— START Extracted material —

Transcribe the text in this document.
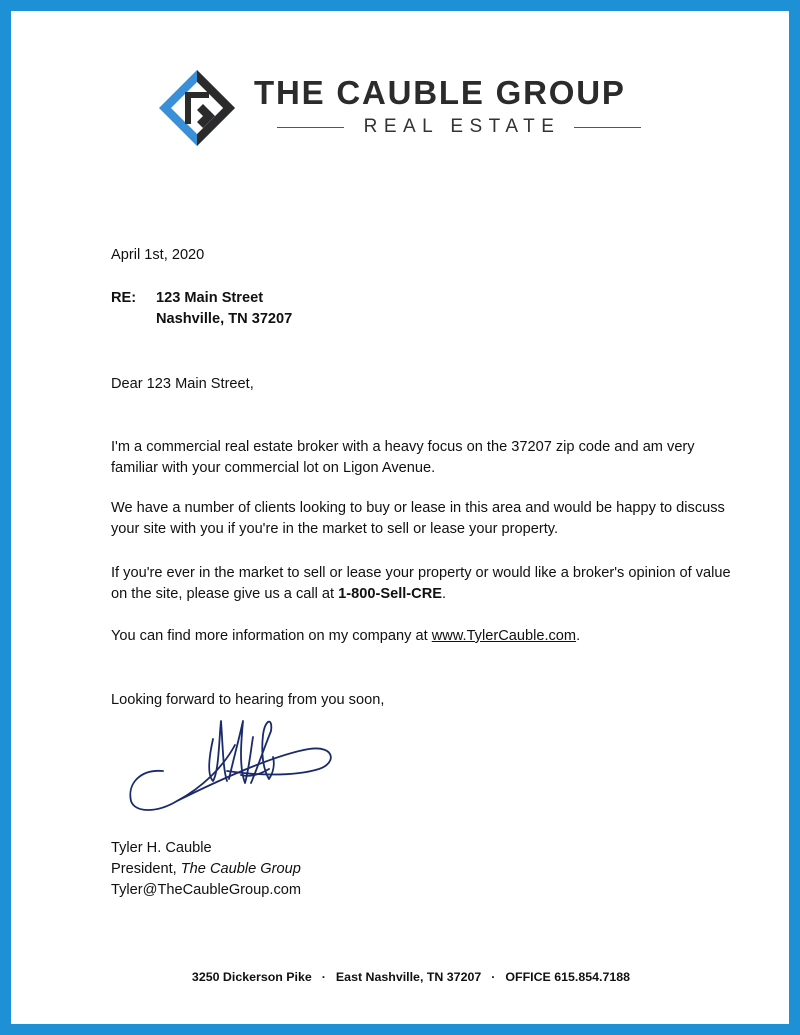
THE CAUBLE GROUP
REAL ESTATE
April 1st, 2020
RE: 123 Main Street
Nashville, TN 37207
Dear 123 Main Street,
I'm a commercial real estate broker with a heavy focus on the 37207 zip code and am very familiar with your commercial lot on Ligon Avenue.
We have a number of clients looking to buy or lease in this area and would be happy to discuss your site with you if you're in the market to sell or lease your property.
If you're ever in the market to sell or lease your property or would like a broker's opinion of value on the site, please give us a call at 1-800-Sell-CRE.
You can find more information on my company at www.TylerCauble.com.
Looking forward to hearing from you soon,
Tyler H. Cauble
President, The Cauble Group
Tyler@TheCaubleGroup.com
3250 Dickerson Pike · East Nashville, TN 37207 · OFFICE 615.854.7188
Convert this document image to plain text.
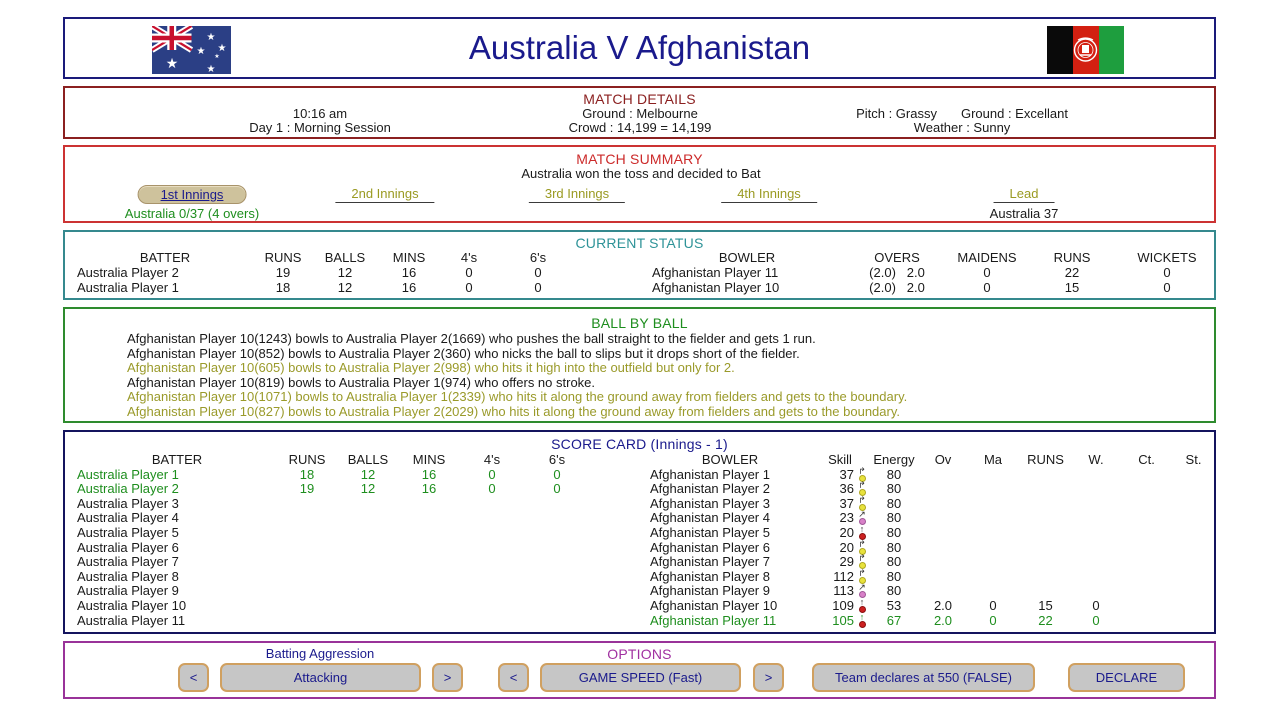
★
★
★
★
★ ★	Australia V Afghanistan
MATCH DETAILS
10:16 am
Day 1 : Morning Session
Ground : Melbourne
Crowd : 14,199 = 14,199
Pitch : Grassy Ground : Excellant
Weather : Sunny
MATCH SUMMARY
Australia won the toss and decided to Bat
1st Innings	2nd Innings	3rd Innings	4th Innings	Lead
Australia 0/37 (4 overs)	Australia 37
CURRENT STATUS
BATTER	RUNS	BALLS	MINS	4's	6's
Australia Player 2	19	12	16	0	0
Australia Player 1	18	12	16	0	0
BOWLER	OVERS	MAIDENS	RUNS	WICKETS
Afghanistan Player 11	(2.0)   2.0	0	22	0
Afghanistan Player 10	(2.0)   2.0	0	15	0
BALL BY BALL
Afghanistan Player 10(1243) bowls to Australia Player 2(1669) who pushes the ball straight to the fielder and gets 1 run.
Afghanistan Player 10(852) bowls to Australia Player 2(360) who nicks the ball to slips but it drops short of the fielder.
Afghanistan Player 10(605) bowls to Australia Player 2(998) who hits it high into the outfield but only for 2.
Afghanistan Player 10(819) bowls to Australia Player 1(974) who offers no stroke.
Afghanistan Player 10(1071) bowls to Australia Player 1(2339) who hits it along the ground away from fielders and gets to the boundary.
Afghanistan Player 10(827) bowls to Australia Player 2(2029) who hits it along the ground away from fielders and gets to the boundary.
SCORE CARD (Innings - 1)
BATTER	RUNS	BALLS	MINS	4's	6's
Australia Player 1	18	12	16	0	0
Australia Player 2	19	12	16	0	0
Australia Player 3
Australia Player 4
Australia Player 5
Australia Player 6
Australia Player 7
Australia Player 8
Australia Player 9
Australia Player 10
Australia Player 11
BOWLER	Skill	Energy	Ov	Ma	RUNS	W.	Ct.	St.
Afghanistan Player 1	37 ↱	80
Afghanistan Player 2	36 ↱	80
Afghanistan Player 3	37 ↱	80
Afghanistan Player 4	23 ↗	80
Afghanistan Player 5	20 ↑	80
Afghanistan Player 6	20 ↱	80
Afghanistan Player 7	29 ↱	80
Afghanistan Player 8	112 ↱	80
Afghanistan Player 9	113 ↗	80
Afghanistan Player 10	109 ↑	53	2.0	0	15	0
Afghanistan Player 11	105 ↑	67	2.0	0	22	0
Batting Aggression	OPTIONS
<	Attacking	>	<	GAME SPEED (Fast)	>	Team declares at 550 (FALSE)	DECLARE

— END Extracted material —

Do this - Report how many lines in the records hold the word "boundary", giving the number and nothing else.

Exercise solution - 2